> **Records provided**
☆ ☆ ☆ ☆ ☆

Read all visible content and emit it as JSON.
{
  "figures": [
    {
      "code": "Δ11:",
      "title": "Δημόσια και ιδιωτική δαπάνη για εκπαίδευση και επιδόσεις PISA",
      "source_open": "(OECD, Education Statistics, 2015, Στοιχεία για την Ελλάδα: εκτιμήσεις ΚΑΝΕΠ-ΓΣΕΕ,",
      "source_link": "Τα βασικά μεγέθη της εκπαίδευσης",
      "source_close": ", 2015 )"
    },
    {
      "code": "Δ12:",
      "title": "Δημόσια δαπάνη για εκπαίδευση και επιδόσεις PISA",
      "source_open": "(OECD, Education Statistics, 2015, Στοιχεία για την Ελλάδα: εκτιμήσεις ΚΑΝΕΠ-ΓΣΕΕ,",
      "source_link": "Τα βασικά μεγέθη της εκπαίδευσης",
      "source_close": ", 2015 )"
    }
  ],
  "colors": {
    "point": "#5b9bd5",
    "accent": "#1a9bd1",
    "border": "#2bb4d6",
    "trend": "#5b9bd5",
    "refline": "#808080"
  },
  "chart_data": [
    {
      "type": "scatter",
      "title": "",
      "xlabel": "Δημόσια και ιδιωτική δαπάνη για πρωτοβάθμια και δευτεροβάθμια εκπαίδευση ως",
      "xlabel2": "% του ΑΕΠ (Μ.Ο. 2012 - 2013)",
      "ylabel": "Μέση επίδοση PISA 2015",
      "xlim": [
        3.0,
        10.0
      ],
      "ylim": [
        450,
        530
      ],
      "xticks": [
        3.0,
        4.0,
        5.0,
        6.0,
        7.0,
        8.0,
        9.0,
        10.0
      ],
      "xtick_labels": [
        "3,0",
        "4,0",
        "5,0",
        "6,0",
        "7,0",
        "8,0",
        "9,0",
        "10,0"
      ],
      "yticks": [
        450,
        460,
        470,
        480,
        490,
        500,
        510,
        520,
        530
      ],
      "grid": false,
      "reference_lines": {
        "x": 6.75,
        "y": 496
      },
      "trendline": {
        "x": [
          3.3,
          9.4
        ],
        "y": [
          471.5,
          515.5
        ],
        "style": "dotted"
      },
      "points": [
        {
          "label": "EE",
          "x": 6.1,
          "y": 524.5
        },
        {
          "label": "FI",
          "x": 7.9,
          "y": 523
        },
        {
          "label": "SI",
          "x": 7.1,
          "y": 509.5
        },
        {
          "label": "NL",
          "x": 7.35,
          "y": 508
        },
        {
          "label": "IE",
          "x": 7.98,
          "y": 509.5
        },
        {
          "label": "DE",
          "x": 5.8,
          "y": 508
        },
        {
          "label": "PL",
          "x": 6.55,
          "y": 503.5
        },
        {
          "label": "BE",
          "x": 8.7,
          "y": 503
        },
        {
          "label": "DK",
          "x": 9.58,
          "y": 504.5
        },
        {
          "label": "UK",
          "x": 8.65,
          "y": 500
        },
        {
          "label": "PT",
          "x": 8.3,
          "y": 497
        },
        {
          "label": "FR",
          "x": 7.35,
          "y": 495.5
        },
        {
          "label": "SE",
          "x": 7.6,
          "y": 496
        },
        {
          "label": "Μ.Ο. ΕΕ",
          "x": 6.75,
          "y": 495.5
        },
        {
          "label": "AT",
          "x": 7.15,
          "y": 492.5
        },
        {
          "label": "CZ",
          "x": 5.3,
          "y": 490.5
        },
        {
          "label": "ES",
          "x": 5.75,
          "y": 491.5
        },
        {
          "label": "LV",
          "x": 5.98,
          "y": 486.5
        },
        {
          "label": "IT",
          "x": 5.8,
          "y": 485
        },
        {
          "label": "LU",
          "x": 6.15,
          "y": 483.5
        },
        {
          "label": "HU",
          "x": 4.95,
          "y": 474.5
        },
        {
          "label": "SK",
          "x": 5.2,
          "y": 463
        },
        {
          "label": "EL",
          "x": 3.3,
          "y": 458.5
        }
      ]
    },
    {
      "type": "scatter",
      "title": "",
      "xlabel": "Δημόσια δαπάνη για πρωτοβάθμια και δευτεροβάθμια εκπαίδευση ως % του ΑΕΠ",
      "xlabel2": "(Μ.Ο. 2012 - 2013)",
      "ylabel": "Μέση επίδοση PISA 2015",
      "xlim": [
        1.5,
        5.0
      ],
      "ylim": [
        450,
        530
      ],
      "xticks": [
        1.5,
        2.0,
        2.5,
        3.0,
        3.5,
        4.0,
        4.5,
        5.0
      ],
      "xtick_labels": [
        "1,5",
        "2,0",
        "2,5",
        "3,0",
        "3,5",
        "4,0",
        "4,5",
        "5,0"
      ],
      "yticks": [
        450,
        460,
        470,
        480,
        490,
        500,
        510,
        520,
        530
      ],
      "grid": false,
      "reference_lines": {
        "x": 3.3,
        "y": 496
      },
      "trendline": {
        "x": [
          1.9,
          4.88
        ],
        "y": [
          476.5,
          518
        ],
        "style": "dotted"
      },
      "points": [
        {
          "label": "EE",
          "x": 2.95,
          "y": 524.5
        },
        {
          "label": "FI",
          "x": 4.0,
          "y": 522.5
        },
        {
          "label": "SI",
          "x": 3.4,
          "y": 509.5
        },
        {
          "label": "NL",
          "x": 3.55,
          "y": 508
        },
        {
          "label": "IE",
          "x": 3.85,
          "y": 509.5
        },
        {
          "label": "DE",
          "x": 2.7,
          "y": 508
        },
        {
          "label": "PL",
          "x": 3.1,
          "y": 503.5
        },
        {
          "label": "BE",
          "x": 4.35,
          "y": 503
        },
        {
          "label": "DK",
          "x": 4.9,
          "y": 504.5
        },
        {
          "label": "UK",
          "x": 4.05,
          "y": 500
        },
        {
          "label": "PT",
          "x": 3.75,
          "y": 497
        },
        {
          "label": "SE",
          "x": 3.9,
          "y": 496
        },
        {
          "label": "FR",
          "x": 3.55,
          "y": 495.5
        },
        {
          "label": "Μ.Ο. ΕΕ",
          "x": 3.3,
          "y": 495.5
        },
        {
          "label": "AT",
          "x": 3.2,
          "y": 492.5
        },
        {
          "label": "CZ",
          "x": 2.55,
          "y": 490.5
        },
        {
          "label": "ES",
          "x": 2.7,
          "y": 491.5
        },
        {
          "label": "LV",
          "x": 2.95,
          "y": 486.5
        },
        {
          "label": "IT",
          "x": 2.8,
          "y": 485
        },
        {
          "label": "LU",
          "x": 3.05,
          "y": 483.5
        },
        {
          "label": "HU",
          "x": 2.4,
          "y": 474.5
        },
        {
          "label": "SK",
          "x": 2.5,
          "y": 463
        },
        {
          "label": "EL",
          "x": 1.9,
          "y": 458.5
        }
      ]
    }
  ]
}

☆ ☆ ☆ ☆ ☆

> **What the task asks**
Identify each line in the records above containing the word "επιδόσεις"; copy those lines.

> **Written answer**
      "title": "Δημόσια και ιδιωτική δαπάνη για εκπαίδευση και επιδόσεις PISA",
      "title": "Δημόσια δαπάνη για εκπαίδευση και επιδόσεις PISA",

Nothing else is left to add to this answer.